Records:
## START

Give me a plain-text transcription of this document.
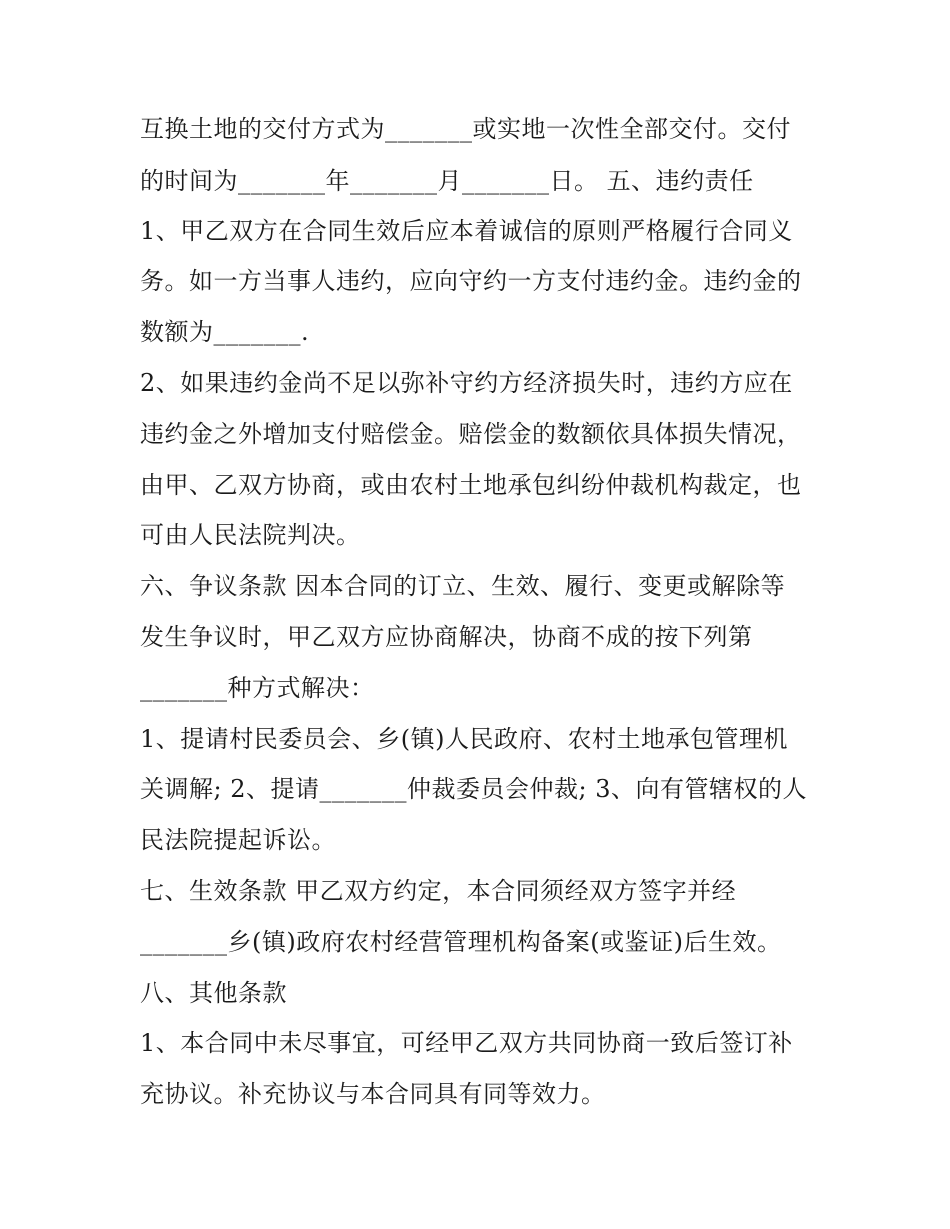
互换土地的交付方式为_______或实地一次性全部交付。交付
的时间为_______年_______月_______日。 五、违约责任
1、甲乙双方在合同生效后应本着诚信的原则严格履行合同义
务。如一方当事人违约，应向守约一方支付违约金。违约金的
数额为_______.
2、如果违约金尚不足以弥补守约方经济损失时，违约方应在
违约金之外增加支付赔偿金。赔偿金的数额依具体损失情况，
由甲、乙双方协商，或由农村土地承包纠纷仲裁机构裁定，也
可由人民法院判决。
六、争议条款 因本合同的订立、生效、履行、变更或解除等
发生争议时，甲乙双方应协商解决，协商不成的按下列第
_______种方式解决：
1、提请村民委员会、乡(镇)人民政府、农村土地承包管理机
关调解; 2、提请_______仲裁委员会仲裁; 3、向有管辖权的人
民法院提起诉讼。
七、生效条款 甲乙双方约定，本合同须经双方签字并经
_______乡(镇)政府农村经营管理机构备案(或鉴证)后生效。
八、其他条款
1、本合同中未尽事宜，可经甲乙双方共同协商一致后签订补
充协议。补充协议与本合同具有同等效力。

## END

◆ Given exercise
Output the records above exactly; leave out the pictures.

◆ Output below
Give me a plain-text transcription of this document.
互换土地的交付方式为_______或实地一次性全部交付。交付
的时间为_______年_______月_______日。 五、违约责任
1、甲乙双方在合同生效后应本着诚信的原则严格履行合同义
务。如一方当事人违约，应向守约一方支付违约金。违约金的
数额为_______.
2、如果违约金尚不足以弥补守约方经济损失时，违约方应在
违约金之外增加支付赔偿金。赔偿金的数额依具体损失情况，
由甲、乙双方协商，或由农村土地承包纠纷仲裁机构裁定，也
可由人民法院判决。
六、争议条款 因本合同的订立、生效、履行、变更或解除等
发生争议时，甲乙双方应协商解决，协商不成的按下列第
_______种方式解决：
1、提请村民委员会、乡(镇)人民政府、农村土地承包管理机
关调解; 2、提请_______仲裁委员会仲裁; 3、向有管辖权的人
民法院提起诉讼。
七、生效条款 甲乙双方约定，本合同须经双方签字并经
_______乡(镇)政府农村经营管理机构备案(或鉴证)后生效。
八、其他条款
1、本合同中未尽事宜，可经甲乙双方共同协商一致后签订补
充协议。补充协议与本合同具有同等效力。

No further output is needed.